▼

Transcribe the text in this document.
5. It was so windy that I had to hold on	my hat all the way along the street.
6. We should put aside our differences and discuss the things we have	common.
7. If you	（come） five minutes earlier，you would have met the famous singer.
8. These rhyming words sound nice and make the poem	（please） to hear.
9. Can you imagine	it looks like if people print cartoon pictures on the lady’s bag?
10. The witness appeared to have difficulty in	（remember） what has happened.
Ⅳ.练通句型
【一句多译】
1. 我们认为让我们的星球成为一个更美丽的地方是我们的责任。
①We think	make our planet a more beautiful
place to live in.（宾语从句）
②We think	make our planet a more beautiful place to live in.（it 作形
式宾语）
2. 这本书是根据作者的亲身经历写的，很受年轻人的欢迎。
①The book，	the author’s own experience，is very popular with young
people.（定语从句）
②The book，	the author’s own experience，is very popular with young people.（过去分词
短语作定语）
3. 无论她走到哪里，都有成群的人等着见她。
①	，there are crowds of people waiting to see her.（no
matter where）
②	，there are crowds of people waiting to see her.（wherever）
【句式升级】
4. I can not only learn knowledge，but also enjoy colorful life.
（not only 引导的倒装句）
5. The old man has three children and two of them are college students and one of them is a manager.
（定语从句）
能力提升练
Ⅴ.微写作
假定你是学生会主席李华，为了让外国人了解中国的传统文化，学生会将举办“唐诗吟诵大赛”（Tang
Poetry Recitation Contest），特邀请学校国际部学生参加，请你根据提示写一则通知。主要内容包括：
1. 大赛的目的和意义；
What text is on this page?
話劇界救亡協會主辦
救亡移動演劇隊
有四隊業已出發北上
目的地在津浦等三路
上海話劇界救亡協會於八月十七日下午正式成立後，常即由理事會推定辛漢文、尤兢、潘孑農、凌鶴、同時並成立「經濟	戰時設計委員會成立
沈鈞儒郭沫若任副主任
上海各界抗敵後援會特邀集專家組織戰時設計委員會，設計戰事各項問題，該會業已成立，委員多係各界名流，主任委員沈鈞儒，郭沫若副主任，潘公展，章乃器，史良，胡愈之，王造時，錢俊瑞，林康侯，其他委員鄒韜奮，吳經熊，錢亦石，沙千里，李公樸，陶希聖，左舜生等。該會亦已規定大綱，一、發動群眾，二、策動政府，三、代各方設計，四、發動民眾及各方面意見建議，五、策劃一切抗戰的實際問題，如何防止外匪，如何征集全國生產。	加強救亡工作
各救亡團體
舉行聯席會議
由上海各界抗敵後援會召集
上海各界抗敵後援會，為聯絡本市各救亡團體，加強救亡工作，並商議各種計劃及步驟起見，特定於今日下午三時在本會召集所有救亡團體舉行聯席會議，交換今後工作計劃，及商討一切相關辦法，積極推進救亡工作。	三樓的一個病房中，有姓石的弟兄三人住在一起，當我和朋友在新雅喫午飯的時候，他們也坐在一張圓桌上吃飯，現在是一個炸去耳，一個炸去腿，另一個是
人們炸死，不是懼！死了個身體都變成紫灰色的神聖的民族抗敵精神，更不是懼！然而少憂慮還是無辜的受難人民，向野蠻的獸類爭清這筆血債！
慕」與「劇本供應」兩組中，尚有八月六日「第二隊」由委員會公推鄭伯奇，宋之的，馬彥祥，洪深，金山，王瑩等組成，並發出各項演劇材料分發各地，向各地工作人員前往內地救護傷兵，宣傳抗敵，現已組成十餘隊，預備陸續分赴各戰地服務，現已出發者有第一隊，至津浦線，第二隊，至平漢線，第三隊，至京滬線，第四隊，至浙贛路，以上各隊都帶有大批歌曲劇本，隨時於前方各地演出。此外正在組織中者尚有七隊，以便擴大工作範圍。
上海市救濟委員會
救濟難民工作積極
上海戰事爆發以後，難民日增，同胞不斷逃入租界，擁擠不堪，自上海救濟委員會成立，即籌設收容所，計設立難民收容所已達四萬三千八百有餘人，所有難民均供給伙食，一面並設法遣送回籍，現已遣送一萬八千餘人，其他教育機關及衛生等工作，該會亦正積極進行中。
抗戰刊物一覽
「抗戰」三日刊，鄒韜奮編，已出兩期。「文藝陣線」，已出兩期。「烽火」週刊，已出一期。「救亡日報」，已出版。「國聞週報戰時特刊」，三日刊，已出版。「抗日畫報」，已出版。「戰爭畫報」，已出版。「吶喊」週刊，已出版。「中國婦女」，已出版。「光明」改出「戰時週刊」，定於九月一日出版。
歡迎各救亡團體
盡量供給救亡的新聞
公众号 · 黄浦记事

▲

# Given exercise
Look above for lines with the word "place" and copy them all.

# Finished task
place to live in.（宾语从句）
②We think	make our planet a more beautiful place to live in.（it 作形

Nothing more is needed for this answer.